### What is asked
Find every line containing the word "Wake" and report the count, nothing more.

### Record extracts
☆ ☆ ☆ ☆ ☆
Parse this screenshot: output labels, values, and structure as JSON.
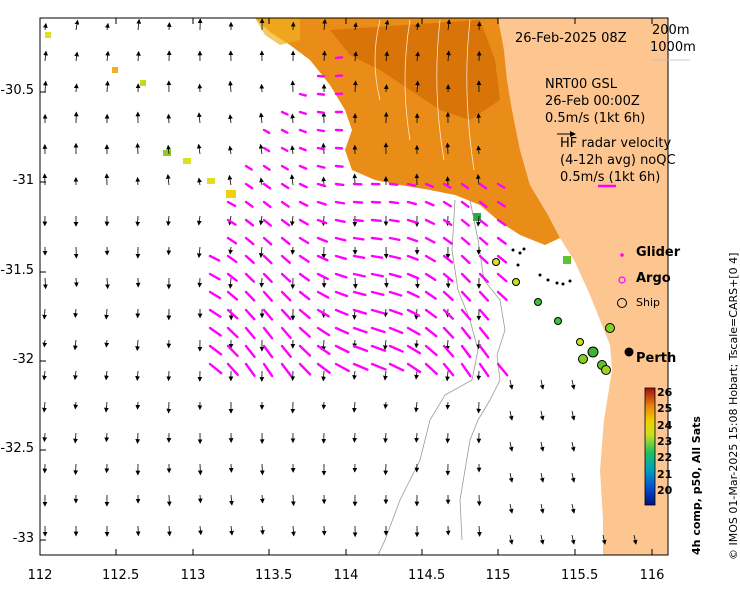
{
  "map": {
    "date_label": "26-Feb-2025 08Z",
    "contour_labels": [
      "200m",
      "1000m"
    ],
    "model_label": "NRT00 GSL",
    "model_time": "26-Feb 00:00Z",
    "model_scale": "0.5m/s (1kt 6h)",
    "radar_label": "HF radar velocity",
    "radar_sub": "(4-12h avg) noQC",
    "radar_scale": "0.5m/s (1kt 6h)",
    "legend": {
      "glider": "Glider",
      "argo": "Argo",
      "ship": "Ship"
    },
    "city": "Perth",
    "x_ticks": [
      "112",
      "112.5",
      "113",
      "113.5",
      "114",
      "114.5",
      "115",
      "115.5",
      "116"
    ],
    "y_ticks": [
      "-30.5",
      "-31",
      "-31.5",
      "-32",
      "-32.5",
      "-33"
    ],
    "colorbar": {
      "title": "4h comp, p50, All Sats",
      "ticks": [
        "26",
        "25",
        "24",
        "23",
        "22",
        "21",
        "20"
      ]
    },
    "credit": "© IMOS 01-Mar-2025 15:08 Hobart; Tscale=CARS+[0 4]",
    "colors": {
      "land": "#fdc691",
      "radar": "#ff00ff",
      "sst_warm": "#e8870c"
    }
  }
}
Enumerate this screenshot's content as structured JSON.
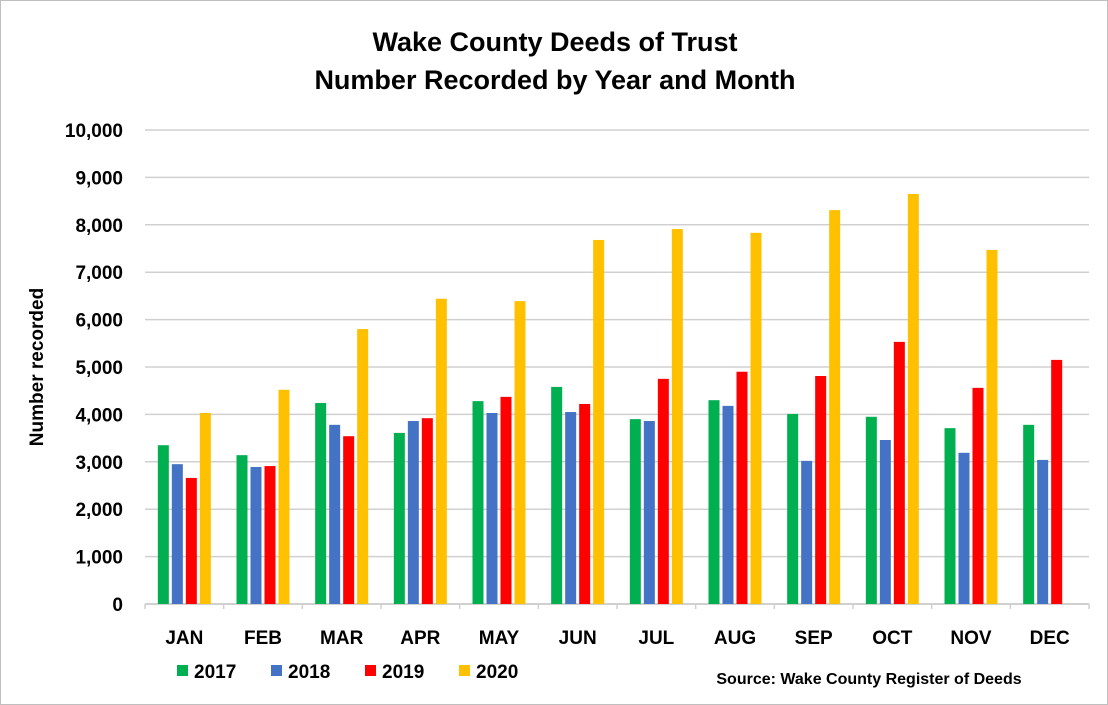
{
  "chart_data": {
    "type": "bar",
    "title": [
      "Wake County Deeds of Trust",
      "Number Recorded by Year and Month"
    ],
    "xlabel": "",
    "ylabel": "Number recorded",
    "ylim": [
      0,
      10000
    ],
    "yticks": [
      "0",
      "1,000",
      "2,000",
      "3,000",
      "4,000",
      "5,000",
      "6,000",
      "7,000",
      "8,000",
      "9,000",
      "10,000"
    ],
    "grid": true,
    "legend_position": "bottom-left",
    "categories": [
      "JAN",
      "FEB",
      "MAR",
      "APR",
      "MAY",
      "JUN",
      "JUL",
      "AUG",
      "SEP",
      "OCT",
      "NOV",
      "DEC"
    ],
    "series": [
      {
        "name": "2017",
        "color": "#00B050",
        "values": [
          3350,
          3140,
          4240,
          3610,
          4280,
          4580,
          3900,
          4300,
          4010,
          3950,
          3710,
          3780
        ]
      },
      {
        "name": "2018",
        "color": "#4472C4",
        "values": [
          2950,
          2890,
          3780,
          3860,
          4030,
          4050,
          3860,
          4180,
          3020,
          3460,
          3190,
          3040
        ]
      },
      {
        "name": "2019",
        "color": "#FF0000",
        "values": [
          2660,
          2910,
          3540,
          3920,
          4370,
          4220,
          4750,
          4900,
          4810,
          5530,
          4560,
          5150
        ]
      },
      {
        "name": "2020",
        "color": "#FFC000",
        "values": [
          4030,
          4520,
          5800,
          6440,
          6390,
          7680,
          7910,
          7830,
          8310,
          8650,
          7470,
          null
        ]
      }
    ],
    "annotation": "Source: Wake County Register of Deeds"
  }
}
☆ ☆ ☆ ☆ ☆
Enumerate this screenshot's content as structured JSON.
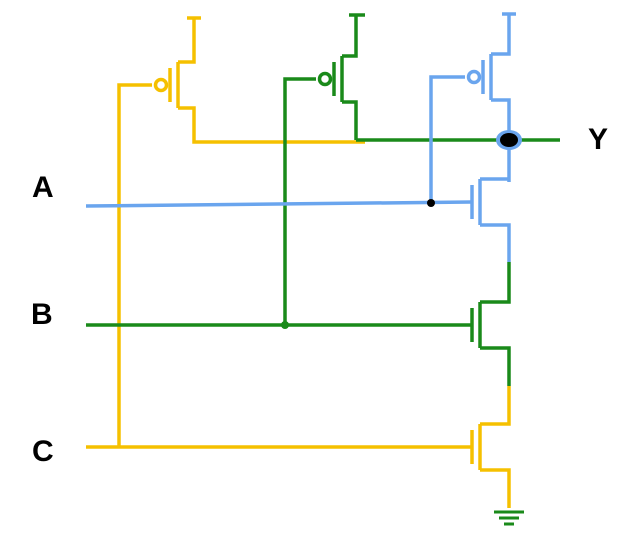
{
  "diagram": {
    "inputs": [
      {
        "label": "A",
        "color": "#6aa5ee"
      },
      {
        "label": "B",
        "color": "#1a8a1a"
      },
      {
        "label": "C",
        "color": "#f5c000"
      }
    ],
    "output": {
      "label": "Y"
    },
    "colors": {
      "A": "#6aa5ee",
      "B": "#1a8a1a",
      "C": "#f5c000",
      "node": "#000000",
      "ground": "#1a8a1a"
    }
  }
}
☆ ☆ ☆ ☆ ☆
### Answer to the exercise
2